▶ **WRITTEN REQUEST**
Every record below should be printed exactly as given.

▶ **Data listing**
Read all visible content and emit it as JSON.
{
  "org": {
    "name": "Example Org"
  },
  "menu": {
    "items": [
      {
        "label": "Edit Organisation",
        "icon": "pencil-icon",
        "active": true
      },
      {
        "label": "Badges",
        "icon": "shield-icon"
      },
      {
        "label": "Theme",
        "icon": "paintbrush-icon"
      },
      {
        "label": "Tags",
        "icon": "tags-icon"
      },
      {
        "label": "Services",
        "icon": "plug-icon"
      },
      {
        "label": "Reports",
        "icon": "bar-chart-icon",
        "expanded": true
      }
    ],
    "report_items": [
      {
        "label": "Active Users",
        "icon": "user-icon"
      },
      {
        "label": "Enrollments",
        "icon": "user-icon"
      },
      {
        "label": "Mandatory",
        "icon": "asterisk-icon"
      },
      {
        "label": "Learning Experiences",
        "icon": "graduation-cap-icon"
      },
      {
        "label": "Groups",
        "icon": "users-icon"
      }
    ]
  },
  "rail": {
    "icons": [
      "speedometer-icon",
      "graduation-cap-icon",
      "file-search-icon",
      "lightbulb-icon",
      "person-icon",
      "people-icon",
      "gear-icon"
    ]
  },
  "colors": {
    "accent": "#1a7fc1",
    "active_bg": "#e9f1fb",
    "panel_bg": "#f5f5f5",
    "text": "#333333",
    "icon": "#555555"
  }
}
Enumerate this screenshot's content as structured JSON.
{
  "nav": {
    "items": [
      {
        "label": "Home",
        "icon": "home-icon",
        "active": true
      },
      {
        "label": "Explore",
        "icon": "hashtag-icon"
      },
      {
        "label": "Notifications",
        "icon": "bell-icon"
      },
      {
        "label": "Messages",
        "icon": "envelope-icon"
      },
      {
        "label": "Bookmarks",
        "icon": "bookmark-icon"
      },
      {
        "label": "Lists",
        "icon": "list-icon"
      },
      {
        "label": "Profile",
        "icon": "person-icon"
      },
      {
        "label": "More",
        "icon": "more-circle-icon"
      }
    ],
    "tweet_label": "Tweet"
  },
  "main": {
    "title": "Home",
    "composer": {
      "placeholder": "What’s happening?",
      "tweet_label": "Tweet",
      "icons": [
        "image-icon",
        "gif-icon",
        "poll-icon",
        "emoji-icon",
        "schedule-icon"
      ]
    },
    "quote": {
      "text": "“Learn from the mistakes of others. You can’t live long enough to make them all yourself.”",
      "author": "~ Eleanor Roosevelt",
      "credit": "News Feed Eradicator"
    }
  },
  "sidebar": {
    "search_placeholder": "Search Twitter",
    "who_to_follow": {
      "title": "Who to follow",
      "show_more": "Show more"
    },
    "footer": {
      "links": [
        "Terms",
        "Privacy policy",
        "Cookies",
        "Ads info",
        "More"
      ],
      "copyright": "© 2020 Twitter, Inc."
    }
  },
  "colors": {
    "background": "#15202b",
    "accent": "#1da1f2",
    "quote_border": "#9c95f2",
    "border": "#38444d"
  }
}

▶ **REPLY**
Read all visible content and emit it as JSON.
{
  "org": {
    "name": "Example Org"
  },
  "menu": {
    "items": [
      {
        "label": "Edit Organisation",
        "icon": "pencil-icon",
        "active": true
      },
      {
        "label": "Badges",
        "icon": "shield-icon"
      },
      {
        "label": "Theme",
        "icon": "paintbrush-icon"
      },
      {
        "label": "Tags",
        "icon": "tags-icon"
      },
      {
        "label": "Services",
        "icon": "plug-icon"
      },
      {
        "label": "Reports",
        "icon": "bar-chart-icon",
        "expanded": true
      }
    ],
    "report_items": [
      {
        "label": "Active Users",
        "icon": "user-icon"
      },
      {
        "label": "Enrollments",
        "icon": "user-icon"
      },
      {
        "label": "Mandatory",
        "icon": "asterisk-icon"
      },
      {
        "label": "Learning Experiences",
        "icon": "graduation-cap-icon"
      },
      {
        "label": "Groups",
        "icon": "users-icon"
      }
    ]
  },
  "rail": {
    "icons": [
      "speedometer-icon",
      "graduation-cap-icon",
      "file-search-icon",
      "lightbulb-icon",
      "person-icon",
      "people-icon",
      "gear-icon"
    ]
  },
  "colors": {
    "accent": "#1a7fc1",
    "active_bg": "#e9f1fb",
    "panel_bg": "#f5f5f5",
    "text": "#333333",
    "icon": "#555555"
  }
}
Enumerate this screenshot's content as structured JSON.
{
  "nav": {
    "items": [
      {
        "label": "Home",
        "icon": "home-icon",
        "active": true
      },
      {
        "label": "Explore",
        "icon": "hashtag-icon"
      },
      {
        "label": "Notifications",
        "icon": "bell-icon"
      },
      {
        "label": "Messages",
        "icon": "envelope-icon"
      },
      {
        "label": "Bookmarks",
        "icon": "bookmark-icon"
      },
      {
        "label": "Lists",
        "icon": "list-icon"
      },
      {
        "label": "Profile",
        "icon": "person-icon"
      },
      {
        "label": "More",
        "icon": "more-circle-icon"
      }
    ],
    "tweet_label": "Tweet"
  },
  "main": {
    "title": "Home",
    "composer": {
      "placeholder": "What’s happening?",
      "tweet_label": "Tweet",
      "icons": [
        "image-icon",
        "gif-icon",
        "poll-icon",
        "emoji-icon",
        "schedule-icon"
      ]
    },
    "quote": {
      "text": "“Learn from the mistakes of others. You can’t live long enough to make them all yourself.”",
      "author": "~ Eleanor Roosevelt",
      "credit": "News Feed Eradicator"
    }
  },
  "sidebar": {
    "search_placeholder": "Search Twitter",
    "who_to_follow": {
      "title": "Who to follow",
      "show_more": "Show more"
    },
    "footer": {
      "links": [
        "Terms",
        "Privacy policy",
        "Cookies",
        "Ads info",
        "More"
      ],
      "copyright": "© 2020 Twitter, Inc."
    }
  },
  "colors": {
    "background": "#15202b",
    "accent": "#1da1f2",
    "quote_border": "#9c95f2",
    "border": "#38444d"
  }
}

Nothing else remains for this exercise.